* BEGIN *
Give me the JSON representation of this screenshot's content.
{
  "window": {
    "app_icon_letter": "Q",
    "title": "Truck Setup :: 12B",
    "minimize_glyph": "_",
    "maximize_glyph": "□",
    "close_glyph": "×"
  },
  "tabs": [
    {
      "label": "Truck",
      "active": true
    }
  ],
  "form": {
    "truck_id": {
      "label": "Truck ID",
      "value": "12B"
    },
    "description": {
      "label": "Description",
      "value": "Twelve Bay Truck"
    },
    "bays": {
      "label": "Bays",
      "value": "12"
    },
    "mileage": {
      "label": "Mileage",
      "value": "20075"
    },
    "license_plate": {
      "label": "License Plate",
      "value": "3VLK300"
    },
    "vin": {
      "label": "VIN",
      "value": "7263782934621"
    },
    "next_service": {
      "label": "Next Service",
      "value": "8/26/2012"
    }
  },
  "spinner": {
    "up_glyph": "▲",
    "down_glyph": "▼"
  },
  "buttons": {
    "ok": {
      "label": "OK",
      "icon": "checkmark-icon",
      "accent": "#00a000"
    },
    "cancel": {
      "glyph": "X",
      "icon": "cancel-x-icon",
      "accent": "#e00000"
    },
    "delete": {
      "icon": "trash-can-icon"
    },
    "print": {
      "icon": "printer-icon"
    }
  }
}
* END *
Work required: Would you give the material above again, complete and exact?

Solution to this task:
Give me the JSON representation of this screenshot's content.
{
  "window": {
    "app_icon_letter": "Q",
    "title": "Truck Setup :: 12B",
    "minimize_glyph": "_",
    "maximize_glyph": "□",
    "close_glyph": "×"
  },
  "tabs": [
    {
      "label": "Truck",
      "active": true
    }
  ],
  "form": {
    "truck_id": {
      "label": "Truck ID",
      "value": "12B"
    },
    "description": {
      "label": "Description",
      "value": "Twelve Bay Truck"
    },
    "bays": {
      "label": "Bays",
      "value": "12"
    },
    "mileage": {
      "label": "Mileage",
      "value": "20075"
    },
    "license_plate": {
      "label": "License Plate",
      "value": "3VLK300"
    },
    "vin": {
      "label": "VIN",
      "value": "7263782934621"
    },
    "next_service": {
      "label": "Next Service",
      "value": "8/26/2012"
    }
  },
  "spinner": {
    "up_glyph": "▲",
    "down_glyph": "▼"
  },
  "buttons": {
    "ok": {
      "label": "OK",
      "icon": "checkmark-icon",
      "accent": "#00a000"
    },
    "cancel": {
      "glyph": "X",
      "icon": "cancel-x-icon",
      "accent": "#e00000"
    },
    "delete": {
      "icon": "trash-can-icon"
    },
    "print": {
      "icon": "printer-icon"
    }
  }
}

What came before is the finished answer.